** START Data supplied **
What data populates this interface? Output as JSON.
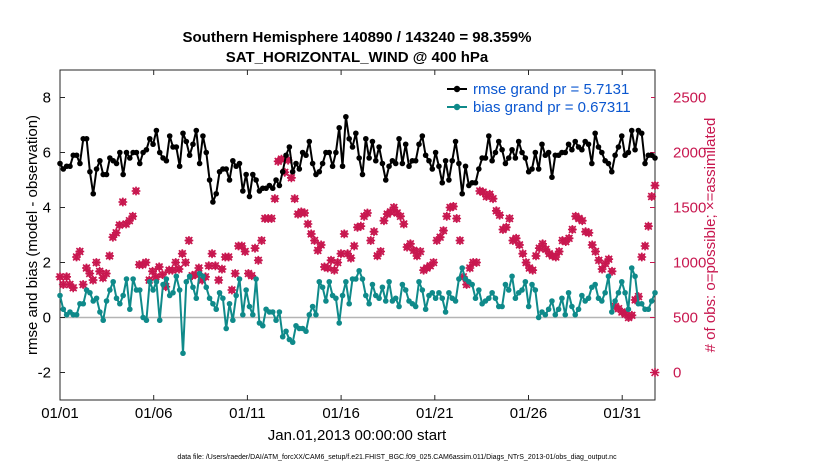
{
  "chart_data": {
    "type": "line",
    "title_line1": "Southern Hemisphere 140890 / 143240 = 98.359%",
    "title_line2": "SAT_HORIZONTAL_WIND @ 400 hPa",
    "xlabel": "Jan.01,2013 00:00:00 start",
    "ylabel_left": "rmse and bias (model - observation)",
    "ylabel_right": "# of obs: o=possible; ×=assimilated",
    "footer": "data file: /Users/raeder/DAI/ATM_forcXX/CAM6_setup/f.e21.FHIST_BGC.f09_025.CAM6assim.011/Diags_NTrS_2013-01/obs_diag_output.nc",
    "xlim": [
      1,
      32.75
    ],
    "ylim_left": [
      -3,
      9
    ],
    "ylim_right": [
      -250,
      2750
    ],
    "x_ticks": [
      1,
      6,
      11,
      16,
      21,
      26,
      31
    ],
    "x_tick_labels": [
      "01/01",
      "01/06",
      "01/11",
      "01/16",
      "01/21",
      "01/26",
      "01/31"
    ],
    "y_left_ticks": [
      "-2",
      "0",
      "2",
      "4",
      "6",
      "8"
    ],
    "y_right_ticks": [
      "0",
      "500",
      "1000",
      "1500",
      "2000",
      "2500"
    ],
    "colors": {
      "rmse": "#000000",
      "bias": "#0f8a8a",
      "obs": "#c8174f",
      "zero_line": "#b4b4b4",
      "legend_text": "#0b57d0"
    },
    "series": [
      {
        "name": "rmse",
        "legend": "rmse grand pr = 5.7131",
        "values": [
          5.6,
          5.4,
          5.5,
          5.5,
          5.9,
          5.9,
          5.6,
          6.5,
          6.5,
          5.3,
          4.5,
          5.4,
          5.7,
          5.2,
          5.2,
          5.8,
          5.7,
          5.6,
          6.0,
          5.2,
          6.0,
          5.8,
          6.0,
          6.0,
          5.6,
          6.0,
          6.1,
          6.5,
          6.3,
          6.8,
          6.0,
          5.8,
          5.7,
          6.6,
          6.2,
          6.2,
          5.5,
          6.7,
          6.4,
          5.9,
          6.3,
          6.8,
          5.6,
          6.6,
          6.0,
          5.0,
          4.2,
          4.5,
          5.3,
          5.4,
          5.4,
          5.0,
          5.7,
          5.5,
          5.6,
          4.6,
          5.2,
          4.4,
          5.2,
          5.0,
          4.6,
          4.7,
          4.7,
          4.8,
          4.7,
          5.0,
          4.8,
          5.3,
          5.9,
          6.2,
          5.3,
          5.6,
          5.4,
          6.0,
          5.9,
          6.4,
          5.6,
          5.2,
          5.3,
          5.6,
          6.0,
          6.0,
          5.5,
          6.0,
          6.9,
          5.5,
          7.3,
          6.5,
          6.2,
          6.7,
          5.8,
          5.2,
          6.5,
          5.8,
          6.4,
          5.7,
          6.2,
          5.6,
          5.0,
          5.5,
          5.7,
          5.6,
          6.5,
          5.6,
          6.3,
          5.5,
          5.7,
          5.7,
          6.3,
          6.6,
          5.9,
          5.7,
          5.4,
          6.0,
          5.5,
          4.9,
          5.7,
          5.0,
          5.7,
          6.4,
          5.6,
          4.5,
          5.5,
          4.8,
          4.9,
          4.9,
          5.4,
          5.8,
          5.8,
          6.6,
          5.7,
          6.0,
          6.4,
          6.1,
          5.6,
          5.8,
          6.1,
          5.8,
          6.4,
          6.0,
          5.8,
          5.3,
          5.4,
          6.0,
          5.4,
          6.3,
          5.9,
          6.0,
          5.1,
          5.9,
          5.9,
          6.0,
          6.0,
          6.3,
          6.1,
          6.4,
          6.2,
          6.1,
          6.4,
          6.3,
          5.6,
          6.7,
          6.2,
          6.0,
          5.7,
          5.6,
          5.3,
          5.9,
          6.2,
          6.6,
          5.9,
          6.0,
          6.8,
          6.1,
          6.8,
          6.7,
          5.6,
          5.9,
          5.9,
          5.8
        ]
      },
      {
        "name": "bias",
        "legend": "bias grand pr = 0.67311",
        "values": [
          0.8,
          0.3,
          0.1,
          0.2,
          0.1,
          0.1,
          0.5,
          0.5,
          1.0,
          0.9,
          0.6,
          0.7,
          0.2,
          -0.1,
          0.6,
          1.0,
          1.3,
          0.7,
          0.5,
          0.8,
          1.4,
          0.3,
          1.4,
          1.0,
          1.0,
          0.0,
          -0.1,
          1.3,
          1.0,
          1.3,
          -0.1,
          1.2,
          1.4,
          0.8,
          0.9,
          1.5,
          1.0,
          -1.3,
          1.3,
          1.5,
          1.1,
          0.7,
          1.6,
          1.5,
          1.1,
          0.7,
          0.5,
          0.3,
          0.9,
          0.7,
          -0.4,
          0.5,
          -0.1,
          0.8,
          1.4,
          0.1,
          1.0,
          0.4,
          0.1,
          1.4,
          -0.2,
          -0.3,
          0.3,
          0.2,
          0.2,
          -0.1,
          0.2,
          -0.7,
          -0.5,
          -0.8,
          -0.9,
          -0.3,
          -0.4,
          -0.4,
          -0.5,
          0.1,
          0.4,
          0.1,
          1.3,
          1.1,
          0.6,
          1.3,
          0.8,
          0.7,
          -0.2,
          0.8,
          1.3,
          0.5,
          1.4,
          1.4,
          1.7,
          1.4,
          0.8,
          0.5,
          1.2,
          0.8,
          0.7,
          1.1,
          0.6,
          1.3,
          0.6,
          0.7,
          0.4,
          1.2,
          1.0,
          0.6,
          0.5,
          0.4,
          1.3,
          1.0,
          0.3,
          0.8,
          0.9,
          0.7,
          0.9,
          0.7,
          0.2,
          0.9,
          0.7,
          0.6,
          1.4,
          1.8,
          1.4,
          1.3,
          1.2,
          0.7,
          1.0,
          0.5,
          0.6,
          0.7,
          0.9,
          0.7,
          0.4,
          0.4,
          1.2,
          1.0,
          1.5,
          0.7,
          0.9,
          1.0,
          1.3,
          0.4,
          1.2,
          1.0,
          0.0,
          0.2,
          0.1,
          0.3,
          0.6,
          0.1,
          0.3,
          0.7,
          0.1,
          0.9,
          0.4,
          0.1,
          0.3,
          0.8,
          0.6,
          0.7,
          1.1,
          1.2,
          0.7,
          0.6,
          0.9,
          1.5,
          0.2,
          0.6,
          0.9,
          1.3,
          0.9,
          0.3,
          1.8,
          1.5,
          0.5,
          0.5,
          0.3,
          0.3,
          0.6,
          0.9
        ]
      },
      {
        "name": "obs_assimilated",
        "values": [
          870,
          800,
          870,
          800,
          770,
          1050,
          1100,
          800,
          950,
          900,
          840,
          1000,
          920,
          860,
          900,
          1060,
          1230,
          1270,
          1340,
          1550,
          1350,
          1380,
          1420,
          1650,
          980,
          980,
          1000,
          840,
          920,
          870,
          960,
          890,
          780,
          930,
          930,
          1000,
          940,
          1080,
          1000,
          1200,
          880,
          890,
          950,
          840,
          870,
          970,
          1080,
          970,
          840,
          940,
          1050,
          1050,
          750,
          900,
          1150,
          1150,
          1100,
          900,
          880,
          1130,
          1020,
          1200,
          1400,
          1400,
          1400,
          1580,
          1920,
          1940,
          1820,
          1930,
          1770,
          1580,
          1440,
          1460,
          1450,
          1350,
          1260,
          1200,
          1110,
          1160,
          960,
          950,
          1020,
          930,
          1000,
          1080,
          1260,
          1080,
          1040,
          1150,
          1320,
          1330,
          1420,
          1450,
          1200,
          1280,
          1060,
          1100,
          1380,
          1440,
          1460,
          1500,
          1450,
          1420,
          1350,
          1140,
          1170,
          1110,
          1060,
          1100,
          930,
          950,
          970,
          1000,
          1200,
          1230,
          1290,
          1420,
          1500,
          1510,
          1400,
          1200,
          870,
          800,
          950,
          1000,
          1000,
          1650,
          1640,
          1600,
          1620,
          1580,
          1470,
          1430,
          1300,
          1320,
          1400,
          1200,
          1220,
          1160,
          1080,
          1000,
          950,
          930,
          1060,
          1130,
          1170,
          1120,
          1080,
          1060,
          1050,
          1100,
          1200,
          1190,
          1220,
          1300,
          1420,
          1400,
          1380,
          1280,
          1270,
          1160,
          1100,
          1020,
          940,
          990,
          1030,
          920,
          600,
          580,
          550,
          530,
          500,
          520,
          660,
          690,
          1050,
          1150,
          1330,
          1600,
          1700
        ]
      },
      {
        "name": "obs_possible",
        "values": [
          870,
          800,
          870,
          800,
          770,
          1050,
          1100,
          800,
          950,
          900,
          840,
          1000,
          920,
          860,
          900,
          1060,
          1230,
          1270,
          1340,
          1550,
          1350,
          1380,
          1420,
          1650,
          980,
          980,
          1000,
          840,
          920,
          870,
          960,
          890,
          780,
          930,
          930,
          1000,
          940,
          1080,
          1000,
          1200,
          880,
          890,
          950,
          840,
          870,
          970,
          1080,
          970,
          840,
          940,
          1050,
          1050,
          750,
          900,
          1150,
          1150,
          1100,
          900,
          880,
          1130,
          1020,
          1200,
          1400,
          1400,
          1400,
          1580,
          1920,
          1940,
          1820,
          1930,
          1770,
          1580,
          1440,
          1460,
          1450,
          1350,
          1260,
          1200,
          1110,
          1160,
          960,
          950,
          1020,
          930,
          1000,
          1080,
          1260,
          1080,
          1040,
          1150,
          1320,
          1330,
          1420,
          1450,
          1200,
          1280,
          1060,
          1100,
          1380,
          1440,
          1460,
          1500,
          1450,
          1420,
          1350,
          1140,
          1170,
          1110,
          1060,
          1100,
          930,
          950,
          970,
          1000,
          1200,
          1230,
          1290,
          1420,
          1500,
          1510,
          1400,
          1200,
          870,
          800,
          950,
          1000,
          1000,
          1650,
          1640,
          1600,
          1620,
          1580,
          1470,
          1430,
          1300,
          1320,
          1400,
          1200,
          1220,
          1160,
          1080,
          1000,
          950,
          930,
          1060,
          1130,
          1170,
          1120,
          1080,
          1060,
          1050,
          1100,
          1200,
          1190,
          1220,
          1300,
          1420,
          1400,
          1380,
          1280,
          1270,
          1160,
          1100,
          1020,
          940,
          990,
          1030,
          920,
          600,
          580,
          550,
          530,
          500,
          520,
          660,
          690,
          1050,
          1150,
          1330,
          1600,
          1700
        ]
      }
    ],
    "extra_points": [
      {
        "series": "obs_assimilated",
        "x": 32.75,
        "value": 0
      }
    ],
    "grid": false,
    "legend_position": "top-right"
  }
}
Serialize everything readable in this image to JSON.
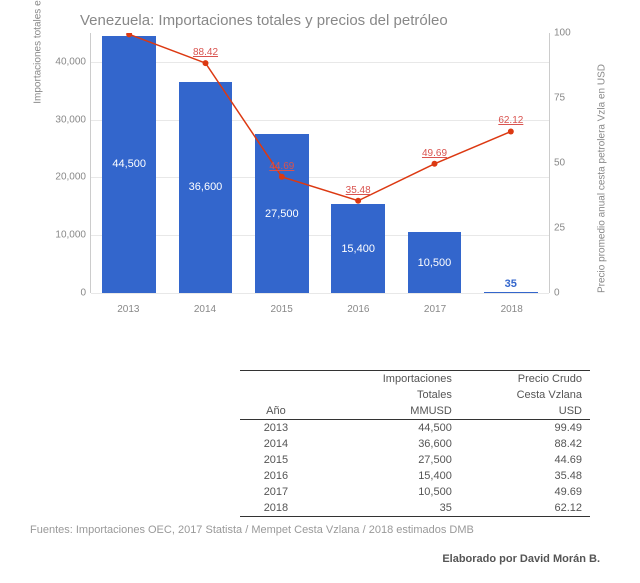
** END Data supplied **
Goal of the exercise: From the entries above, copy every line containing the word "bias".

Task solution:
    "ylabel_left": "rmse and bias (model - observation)",
      "bias": "#0f8a8a",
        "name": "bias",
        "legend": "bias grand pr = 0.67311",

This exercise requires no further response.